ASSIGNED TASK 1. According to the retirement savings passage, which recordkeeper was the first to offer Retirement Clearinghouse's auto-portability solution?
ASSIGNED TASK 2. Please extend the passage on retirement savings and employee benefits, picking up right after its final sentence.

PAGE EXTRACT.
=== Begin Enclosure ===
You Can Take it With You!
Transitions in employment are also a source of loss for retirement accounts. When an employee leaves one retirement plan and joins another employer, there is frequently collateral damage to their retirement savings. Generally, if the amount invested is small, employees tend to cash out such monies and not reinvest them in new retirement plans. That adds up to a staggering loss of wealth for employees.
Job-changing workers cash out their 401(k) plans and pay taxes and penalties in the amount of $92 billion every year, according to the Employee Benefits Research Institute. Black and Hispanic workers are the most adversely affected by this phenomenon—63% of black and 57% of Hispanic workers cash out upon changing jobs. Low-income and younger workers also have high cash-out rates, irrespective of race, with 50% of workers earning $20,000 to $30,000 and 44% of workers between ages 20 and 29 cashing out within a year of switching jobs.
A new program, pioneered by Spencer Williams, a former senior executive at MassMutual Financial Group who founded and heads Retirement Clearinghouse, works with plan recordkeepers to allow seamless transfers of assets between employers, even if months or years pass before an employee gets a new job. In July, Alight Solutions, a leading provider of next level human capital and business solutions, became the first recordkeeper to offer Retirement Clearinghouse’s auto-portability solution to its client base of 185 defined contribution plan sponsors serving nearly five million employees.
Partner Up
Because of the vast range of needs presented by employees and the extraordinary needs presented by a crisis like COVID-19, employers likely will benefit from performing an inventory of all the different resources available from affiliates, vendors and partners with which the organization already has a relationship.
=== End Enclosure ===
RECORDS PROVIDED.
=== Begin Enclosure ===
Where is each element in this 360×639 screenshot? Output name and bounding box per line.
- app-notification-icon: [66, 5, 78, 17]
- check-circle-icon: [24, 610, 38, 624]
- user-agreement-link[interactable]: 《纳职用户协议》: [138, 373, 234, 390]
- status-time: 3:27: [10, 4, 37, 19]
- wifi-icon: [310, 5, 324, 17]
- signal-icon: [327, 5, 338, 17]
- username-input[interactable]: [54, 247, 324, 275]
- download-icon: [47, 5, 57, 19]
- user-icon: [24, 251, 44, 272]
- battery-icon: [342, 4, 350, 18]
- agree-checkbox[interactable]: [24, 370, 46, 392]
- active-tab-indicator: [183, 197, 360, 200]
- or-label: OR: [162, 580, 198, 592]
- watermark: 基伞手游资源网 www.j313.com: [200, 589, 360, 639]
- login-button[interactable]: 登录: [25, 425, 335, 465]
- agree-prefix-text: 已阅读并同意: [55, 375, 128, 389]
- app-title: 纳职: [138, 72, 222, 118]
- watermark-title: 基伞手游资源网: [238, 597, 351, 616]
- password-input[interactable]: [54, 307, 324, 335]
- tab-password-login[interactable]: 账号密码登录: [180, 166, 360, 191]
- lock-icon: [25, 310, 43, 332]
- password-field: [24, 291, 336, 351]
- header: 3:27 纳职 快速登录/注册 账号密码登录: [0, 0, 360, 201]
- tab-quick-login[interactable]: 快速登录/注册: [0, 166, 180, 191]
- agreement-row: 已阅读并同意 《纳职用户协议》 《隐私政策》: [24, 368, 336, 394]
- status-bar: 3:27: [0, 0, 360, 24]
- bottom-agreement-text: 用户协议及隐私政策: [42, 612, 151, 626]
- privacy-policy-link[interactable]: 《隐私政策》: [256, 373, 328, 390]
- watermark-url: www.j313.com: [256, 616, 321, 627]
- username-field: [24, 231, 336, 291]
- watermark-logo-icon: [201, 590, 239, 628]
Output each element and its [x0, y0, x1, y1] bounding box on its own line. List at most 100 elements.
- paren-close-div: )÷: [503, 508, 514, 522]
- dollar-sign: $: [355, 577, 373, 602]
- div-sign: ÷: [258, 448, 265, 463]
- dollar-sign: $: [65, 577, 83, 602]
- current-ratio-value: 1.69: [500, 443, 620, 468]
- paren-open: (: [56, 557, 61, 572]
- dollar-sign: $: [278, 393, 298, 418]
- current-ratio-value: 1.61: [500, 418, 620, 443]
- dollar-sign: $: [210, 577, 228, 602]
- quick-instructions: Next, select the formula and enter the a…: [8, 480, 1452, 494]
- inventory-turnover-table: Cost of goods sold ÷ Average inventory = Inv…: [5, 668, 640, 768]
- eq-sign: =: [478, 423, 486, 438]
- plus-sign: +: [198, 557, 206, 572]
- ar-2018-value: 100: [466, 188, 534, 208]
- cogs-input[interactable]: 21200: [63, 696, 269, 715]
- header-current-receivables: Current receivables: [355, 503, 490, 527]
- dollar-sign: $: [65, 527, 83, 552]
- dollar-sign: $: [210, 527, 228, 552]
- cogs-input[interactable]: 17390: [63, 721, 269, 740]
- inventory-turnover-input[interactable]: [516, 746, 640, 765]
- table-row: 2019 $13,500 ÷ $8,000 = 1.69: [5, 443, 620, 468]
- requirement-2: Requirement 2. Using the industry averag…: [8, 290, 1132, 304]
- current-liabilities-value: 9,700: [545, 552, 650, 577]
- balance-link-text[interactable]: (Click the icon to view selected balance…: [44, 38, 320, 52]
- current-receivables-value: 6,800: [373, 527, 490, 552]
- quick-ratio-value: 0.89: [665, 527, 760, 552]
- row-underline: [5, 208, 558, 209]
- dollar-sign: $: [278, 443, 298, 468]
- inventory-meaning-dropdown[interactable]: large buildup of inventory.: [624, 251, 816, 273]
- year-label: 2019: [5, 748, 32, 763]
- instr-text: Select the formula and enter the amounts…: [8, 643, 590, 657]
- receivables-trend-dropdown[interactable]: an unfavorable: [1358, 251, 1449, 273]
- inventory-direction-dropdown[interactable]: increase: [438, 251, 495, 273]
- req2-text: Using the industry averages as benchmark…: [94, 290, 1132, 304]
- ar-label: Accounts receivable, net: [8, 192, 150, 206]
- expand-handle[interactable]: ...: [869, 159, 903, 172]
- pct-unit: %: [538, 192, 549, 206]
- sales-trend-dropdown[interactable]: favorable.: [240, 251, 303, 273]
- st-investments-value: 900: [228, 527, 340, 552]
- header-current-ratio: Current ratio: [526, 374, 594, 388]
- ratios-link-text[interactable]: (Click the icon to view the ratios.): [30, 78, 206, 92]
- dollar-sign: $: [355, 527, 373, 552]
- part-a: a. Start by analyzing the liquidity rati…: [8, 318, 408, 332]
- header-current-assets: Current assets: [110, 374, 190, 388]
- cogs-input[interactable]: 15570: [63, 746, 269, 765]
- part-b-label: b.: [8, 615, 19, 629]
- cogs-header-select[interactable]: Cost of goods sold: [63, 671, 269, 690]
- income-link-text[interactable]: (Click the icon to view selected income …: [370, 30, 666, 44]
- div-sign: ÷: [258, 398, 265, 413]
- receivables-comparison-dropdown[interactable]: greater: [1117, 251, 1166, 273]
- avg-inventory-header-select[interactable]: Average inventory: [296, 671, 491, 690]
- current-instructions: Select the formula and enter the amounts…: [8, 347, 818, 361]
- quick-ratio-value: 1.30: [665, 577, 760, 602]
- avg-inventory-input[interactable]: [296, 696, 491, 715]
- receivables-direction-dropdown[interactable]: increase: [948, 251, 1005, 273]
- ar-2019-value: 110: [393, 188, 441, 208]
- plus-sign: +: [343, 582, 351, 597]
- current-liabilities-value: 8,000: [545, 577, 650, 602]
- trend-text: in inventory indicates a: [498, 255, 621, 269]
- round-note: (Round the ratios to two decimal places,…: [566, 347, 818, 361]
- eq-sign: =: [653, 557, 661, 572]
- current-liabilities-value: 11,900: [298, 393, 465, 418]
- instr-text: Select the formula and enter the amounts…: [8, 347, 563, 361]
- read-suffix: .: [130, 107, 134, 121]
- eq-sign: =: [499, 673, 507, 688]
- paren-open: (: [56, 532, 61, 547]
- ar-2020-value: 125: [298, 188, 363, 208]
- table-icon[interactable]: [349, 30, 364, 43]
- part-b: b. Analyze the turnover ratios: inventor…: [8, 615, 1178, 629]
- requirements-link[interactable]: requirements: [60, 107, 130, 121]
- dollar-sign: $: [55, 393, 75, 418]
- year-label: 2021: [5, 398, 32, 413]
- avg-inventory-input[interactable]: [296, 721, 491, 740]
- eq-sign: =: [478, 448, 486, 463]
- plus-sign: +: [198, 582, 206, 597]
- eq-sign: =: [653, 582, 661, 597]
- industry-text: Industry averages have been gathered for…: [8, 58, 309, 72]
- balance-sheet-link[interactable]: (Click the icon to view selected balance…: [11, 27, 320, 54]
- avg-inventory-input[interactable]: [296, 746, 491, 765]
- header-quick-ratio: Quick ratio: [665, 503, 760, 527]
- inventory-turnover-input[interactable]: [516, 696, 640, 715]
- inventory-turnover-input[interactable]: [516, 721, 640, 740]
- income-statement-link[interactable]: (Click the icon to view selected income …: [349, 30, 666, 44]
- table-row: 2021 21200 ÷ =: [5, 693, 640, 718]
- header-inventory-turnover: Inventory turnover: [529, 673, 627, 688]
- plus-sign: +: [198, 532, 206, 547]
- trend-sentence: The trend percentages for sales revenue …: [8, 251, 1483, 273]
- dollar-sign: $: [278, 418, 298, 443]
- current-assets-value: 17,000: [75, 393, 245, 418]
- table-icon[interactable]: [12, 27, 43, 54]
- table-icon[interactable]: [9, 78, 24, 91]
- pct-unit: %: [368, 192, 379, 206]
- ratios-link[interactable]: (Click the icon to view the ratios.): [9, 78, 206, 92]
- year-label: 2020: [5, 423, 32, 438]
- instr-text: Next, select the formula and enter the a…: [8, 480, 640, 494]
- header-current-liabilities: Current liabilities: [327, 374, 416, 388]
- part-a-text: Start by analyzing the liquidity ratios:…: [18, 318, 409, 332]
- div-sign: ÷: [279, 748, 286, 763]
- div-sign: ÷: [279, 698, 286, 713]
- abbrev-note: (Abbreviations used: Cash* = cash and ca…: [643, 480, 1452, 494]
=== End Enclosure ===
TASK ANSWER 1. Alight Solutions

TASK ANSWER 2.
BrightSpring Health Services, a 50,000-employee health and pharmacy services provider based in Louisville, Kentucky, which last year merged with PharMerica, has utilized its many partners and vendors to offer assistance to employees. “An employee assistance program provider and other vendors worked with us to make information available to employees on local food pantries, local rental assistance, emergency childcare information, as well as free online education on various relevant subjects,” says Anna Langford, HR M&A Leader at BrightSpring. “Additionally, we provided information on prescription medications savings and digital planning tools…we shared access to information on BeneStream and Operation Hope with our team members. These organizations help individuals who qualify to apply for certain government programs. Operation Hope also connects them to a financial coach.”
BeneStream’s “Medicaid for the Workplace” platform provides employers a one-stop enrollment platform that helps low-wage workers access a full suite of government benefits through a single, integrated platform. The platform includes digital screening capabilities in addition to a call center of multilingual enrollment specialists and policy experts who can connect individuals and families with an array of benefits they may not know are available to them.
The number of employers offering financial wellness programs is rising. A 2019 Bank of America survey found that the percentage of employers who offered financial wellness programs increased from 24% in 2015 to 53% in 2019, though some sources note the quality of such programs varies.
Income inequality is often seen as the first hurdle to jump, but it may be the case that financial education—budgeting, minimizing waste, establishing and maintaining good credit—combined with employee benefits, such as rainy day funds, low-interest loans, consumer discount programs, health savings accounts, employer matching, and financial incentives, can help the lowest-income workers set a sound baseline from which to grow.